Provided records:
---------------

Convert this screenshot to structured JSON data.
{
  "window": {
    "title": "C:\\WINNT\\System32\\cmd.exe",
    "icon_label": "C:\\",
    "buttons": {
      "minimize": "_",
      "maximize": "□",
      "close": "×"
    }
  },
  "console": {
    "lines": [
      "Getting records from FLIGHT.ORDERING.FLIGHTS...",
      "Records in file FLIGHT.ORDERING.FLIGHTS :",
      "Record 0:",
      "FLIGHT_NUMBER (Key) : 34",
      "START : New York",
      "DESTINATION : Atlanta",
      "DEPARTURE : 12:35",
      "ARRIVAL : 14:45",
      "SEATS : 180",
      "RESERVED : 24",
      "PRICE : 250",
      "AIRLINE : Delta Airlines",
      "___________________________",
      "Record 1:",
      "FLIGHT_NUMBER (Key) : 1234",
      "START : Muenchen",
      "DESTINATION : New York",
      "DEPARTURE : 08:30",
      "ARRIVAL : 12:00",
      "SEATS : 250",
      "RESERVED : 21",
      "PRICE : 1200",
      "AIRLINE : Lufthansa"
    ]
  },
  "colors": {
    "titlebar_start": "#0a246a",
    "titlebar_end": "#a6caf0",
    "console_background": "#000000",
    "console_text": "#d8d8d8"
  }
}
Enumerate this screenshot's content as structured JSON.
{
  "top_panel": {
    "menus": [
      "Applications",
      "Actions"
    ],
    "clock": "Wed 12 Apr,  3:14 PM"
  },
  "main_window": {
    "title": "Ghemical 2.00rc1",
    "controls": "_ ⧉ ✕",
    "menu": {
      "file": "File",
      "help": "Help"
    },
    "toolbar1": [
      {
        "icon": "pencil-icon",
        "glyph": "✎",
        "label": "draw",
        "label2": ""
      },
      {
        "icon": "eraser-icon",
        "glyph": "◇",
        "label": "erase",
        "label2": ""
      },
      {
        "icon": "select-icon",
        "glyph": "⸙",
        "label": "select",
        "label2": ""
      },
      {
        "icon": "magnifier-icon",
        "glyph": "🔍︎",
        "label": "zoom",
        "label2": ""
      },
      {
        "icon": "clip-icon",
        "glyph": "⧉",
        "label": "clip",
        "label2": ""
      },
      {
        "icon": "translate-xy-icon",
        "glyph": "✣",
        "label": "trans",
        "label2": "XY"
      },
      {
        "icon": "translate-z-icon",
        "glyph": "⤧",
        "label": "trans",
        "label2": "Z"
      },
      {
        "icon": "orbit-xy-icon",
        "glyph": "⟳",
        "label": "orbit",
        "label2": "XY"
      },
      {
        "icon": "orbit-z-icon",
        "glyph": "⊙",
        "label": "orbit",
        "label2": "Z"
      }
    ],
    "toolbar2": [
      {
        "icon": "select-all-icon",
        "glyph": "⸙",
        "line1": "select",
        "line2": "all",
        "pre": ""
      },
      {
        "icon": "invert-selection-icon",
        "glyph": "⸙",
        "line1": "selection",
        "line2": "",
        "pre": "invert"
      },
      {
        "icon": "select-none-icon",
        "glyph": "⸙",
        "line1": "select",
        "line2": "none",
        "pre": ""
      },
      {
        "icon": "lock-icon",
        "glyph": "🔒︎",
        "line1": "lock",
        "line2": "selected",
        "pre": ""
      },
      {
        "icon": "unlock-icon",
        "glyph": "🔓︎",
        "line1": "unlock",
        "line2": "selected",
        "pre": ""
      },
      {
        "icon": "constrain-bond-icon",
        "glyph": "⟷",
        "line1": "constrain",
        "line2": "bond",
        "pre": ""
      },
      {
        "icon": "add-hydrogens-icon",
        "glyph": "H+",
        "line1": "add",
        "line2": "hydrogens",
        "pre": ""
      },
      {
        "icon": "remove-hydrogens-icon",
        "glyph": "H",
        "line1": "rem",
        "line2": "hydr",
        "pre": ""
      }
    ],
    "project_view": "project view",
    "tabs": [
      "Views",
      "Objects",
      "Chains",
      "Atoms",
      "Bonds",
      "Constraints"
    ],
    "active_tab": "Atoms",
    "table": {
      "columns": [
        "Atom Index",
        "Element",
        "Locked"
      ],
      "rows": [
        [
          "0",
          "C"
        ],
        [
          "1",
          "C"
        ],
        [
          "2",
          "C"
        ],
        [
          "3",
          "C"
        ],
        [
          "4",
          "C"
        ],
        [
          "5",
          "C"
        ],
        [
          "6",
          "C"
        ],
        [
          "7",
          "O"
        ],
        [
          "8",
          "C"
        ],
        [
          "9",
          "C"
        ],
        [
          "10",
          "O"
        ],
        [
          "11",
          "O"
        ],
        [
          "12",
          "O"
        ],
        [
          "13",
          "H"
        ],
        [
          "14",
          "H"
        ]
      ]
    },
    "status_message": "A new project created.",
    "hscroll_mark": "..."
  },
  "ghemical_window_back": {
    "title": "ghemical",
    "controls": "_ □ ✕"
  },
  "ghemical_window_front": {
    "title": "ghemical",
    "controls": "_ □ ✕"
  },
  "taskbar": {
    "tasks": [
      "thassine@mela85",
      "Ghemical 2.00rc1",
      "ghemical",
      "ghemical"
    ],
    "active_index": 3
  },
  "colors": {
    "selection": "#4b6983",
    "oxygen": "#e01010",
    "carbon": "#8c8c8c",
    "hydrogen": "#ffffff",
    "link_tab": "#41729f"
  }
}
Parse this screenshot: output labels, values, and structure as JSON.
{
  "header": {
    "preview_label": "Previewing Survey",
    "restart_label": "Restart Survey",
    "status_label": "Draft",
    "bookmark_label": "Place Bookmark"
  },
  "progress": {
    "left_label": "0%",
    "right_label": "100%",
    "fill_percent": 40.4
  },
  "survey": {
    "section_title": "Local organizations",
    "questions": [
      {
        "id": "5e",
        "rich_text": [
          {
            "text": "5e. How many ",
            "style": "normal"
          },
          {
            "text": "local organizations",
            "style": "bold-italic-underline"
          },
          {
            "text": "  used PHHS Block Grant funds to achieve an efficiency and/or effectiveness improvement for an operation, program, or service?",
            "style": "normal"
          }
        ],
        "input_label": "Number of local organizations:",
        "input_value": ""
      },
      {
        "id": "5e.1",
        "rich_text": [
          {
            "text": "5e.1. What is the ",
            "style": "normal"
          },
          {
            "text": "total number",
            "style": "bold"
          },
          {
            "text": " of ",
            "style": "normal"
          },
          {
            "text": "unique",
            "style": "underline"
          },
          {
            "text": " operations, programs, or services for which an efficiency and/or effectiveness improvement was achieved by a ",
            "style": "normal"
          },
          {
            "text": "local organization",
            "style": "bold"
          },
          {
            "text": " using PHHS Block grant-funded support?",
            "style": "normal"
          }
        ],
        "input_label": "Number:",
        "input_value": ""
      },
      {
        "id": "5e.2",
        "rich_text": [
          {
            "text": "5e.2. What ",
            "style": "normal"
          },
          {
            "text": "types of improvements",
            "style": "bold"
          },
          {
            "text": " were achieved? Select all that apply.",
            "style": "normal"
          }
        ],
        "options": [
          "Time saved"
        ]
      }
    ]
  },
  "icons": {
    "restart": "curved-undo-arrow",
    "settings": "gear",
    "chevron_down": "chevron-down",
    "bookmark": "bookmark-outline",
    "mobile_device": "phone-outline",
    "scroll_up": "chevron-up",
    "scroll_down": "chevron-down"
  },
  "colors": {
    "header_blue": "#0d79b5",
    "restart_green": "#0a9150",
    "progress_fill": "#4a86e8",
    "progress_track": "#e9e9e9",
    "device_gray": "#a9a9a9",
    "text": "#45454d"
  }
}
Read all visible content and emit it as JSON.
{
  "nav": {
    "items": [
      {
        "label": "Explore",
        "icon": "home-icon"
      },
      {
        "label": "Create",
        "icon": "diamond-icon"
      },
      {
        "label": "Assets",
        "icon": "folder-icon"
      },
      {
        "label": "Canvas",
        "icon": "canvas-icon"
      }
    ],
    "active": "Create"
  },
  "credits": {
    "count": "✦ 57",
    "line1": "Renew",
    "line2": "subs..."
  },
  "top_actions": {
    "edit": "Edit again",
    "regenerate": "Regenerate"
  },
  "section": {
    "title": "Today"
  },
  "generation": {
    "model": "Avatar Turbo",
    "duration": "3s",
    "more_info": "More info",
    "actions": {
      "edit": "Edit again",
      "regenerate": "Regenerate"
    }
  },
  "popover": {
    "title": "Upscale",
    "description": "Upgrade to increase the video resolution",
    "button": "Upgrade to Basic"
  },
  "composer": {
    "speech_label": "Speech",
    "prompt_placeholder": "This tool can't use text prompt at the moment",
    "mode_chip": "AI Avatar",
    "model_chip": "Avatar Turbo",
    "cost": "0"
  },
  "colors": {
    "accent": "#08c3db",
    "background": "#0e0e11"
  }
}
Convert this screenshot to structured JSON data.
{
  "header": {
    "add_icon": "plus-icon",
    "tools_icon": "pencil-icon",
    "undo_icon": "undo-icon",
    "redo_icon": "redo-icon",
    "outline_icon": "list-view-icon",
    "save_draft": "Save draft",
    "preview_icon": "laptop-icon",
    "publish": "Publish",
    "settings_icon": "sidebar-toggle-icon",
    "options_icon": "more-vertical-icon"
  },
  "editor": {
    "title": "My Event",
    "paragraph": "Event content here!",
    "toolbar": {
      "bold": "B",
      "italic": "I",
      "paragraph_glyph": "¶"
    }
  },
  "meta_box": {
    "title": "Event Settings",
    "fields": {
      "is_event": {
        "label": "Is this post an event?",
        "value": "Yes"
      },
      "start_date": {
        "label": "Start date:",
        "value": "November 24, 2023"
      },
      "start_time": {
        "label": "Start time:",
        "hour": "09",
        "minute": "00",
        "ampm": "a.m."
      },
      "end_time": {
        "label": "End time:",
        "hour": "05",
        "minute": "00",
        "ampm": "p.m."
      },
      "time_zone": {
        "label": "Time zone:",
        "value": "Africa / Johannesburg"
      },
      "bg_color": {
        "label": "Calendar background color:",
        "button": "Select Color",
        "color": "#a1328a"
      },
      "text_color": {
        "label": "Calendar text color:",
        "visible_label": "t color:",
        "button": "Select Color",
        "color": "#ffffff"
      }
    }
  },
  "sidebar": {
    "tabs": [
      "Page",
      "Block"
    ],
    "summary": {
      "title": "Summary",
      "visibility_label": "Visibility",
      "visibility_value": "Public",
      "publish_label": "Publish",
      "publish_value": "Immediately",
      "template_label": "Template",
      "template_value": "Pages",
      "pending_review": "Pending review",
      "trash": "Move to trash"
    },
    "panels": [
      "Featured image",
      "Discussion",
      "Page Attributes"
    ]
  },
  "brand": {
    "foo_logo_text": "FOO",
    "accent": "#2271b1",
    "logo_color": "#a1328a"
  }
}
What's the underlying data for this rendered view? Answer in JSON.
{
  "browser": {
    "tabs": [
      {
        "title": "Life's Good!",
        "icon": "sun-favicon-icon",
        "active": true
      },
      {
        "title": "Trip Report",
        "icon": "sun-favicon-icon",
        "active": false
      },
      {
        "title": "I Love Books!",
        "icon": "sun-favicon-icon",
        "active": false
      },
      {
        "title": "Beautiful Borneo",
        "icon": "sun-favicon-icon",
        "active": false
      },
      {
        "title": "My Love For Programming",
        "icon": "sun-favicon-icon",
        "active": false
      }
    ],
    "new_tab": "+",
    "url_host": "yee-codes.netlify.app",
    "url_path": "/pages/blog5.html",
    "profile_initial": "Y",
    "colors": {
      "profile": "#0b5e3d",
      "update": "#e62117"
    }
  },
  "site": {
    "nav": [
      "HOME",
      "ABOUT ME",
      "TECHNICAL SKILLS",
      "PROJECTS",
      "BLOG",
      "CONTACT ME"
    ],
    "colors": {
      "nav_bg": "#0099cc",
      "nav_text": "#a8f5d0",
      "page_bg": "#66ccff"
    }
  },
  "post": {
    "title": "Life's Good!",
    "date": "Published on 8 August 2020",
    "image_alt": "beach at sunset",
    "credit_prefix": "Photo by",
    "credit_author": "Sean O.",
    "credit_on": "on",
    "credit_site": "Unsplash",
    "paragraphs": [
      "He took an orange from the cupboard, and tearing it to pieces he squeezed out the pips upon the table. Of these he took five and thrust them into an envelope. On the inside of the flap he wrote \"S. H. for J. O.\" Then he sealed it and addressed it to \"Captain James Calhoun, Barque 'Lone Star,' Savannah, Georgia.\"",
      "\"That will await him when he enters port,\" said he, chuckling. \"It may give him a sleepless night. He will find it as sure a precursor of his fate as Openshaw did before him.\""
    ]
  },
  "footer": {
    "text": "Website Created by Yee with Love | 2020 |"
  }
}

---------------

Given instruction: Among the records above, find each line holding the string "JSON" and pull it out.

Written response:
Convert this screenshot to structured JSON data.
Enumerate this screenshot's content as structured JSON.
Parse this screenshot: output labels, values, and structure as JSON.
Read all visible content and emit it as JSON.
Convert this screenshot to structured JSON data.
What's the underlying data for this rendered view? Answer in JSON.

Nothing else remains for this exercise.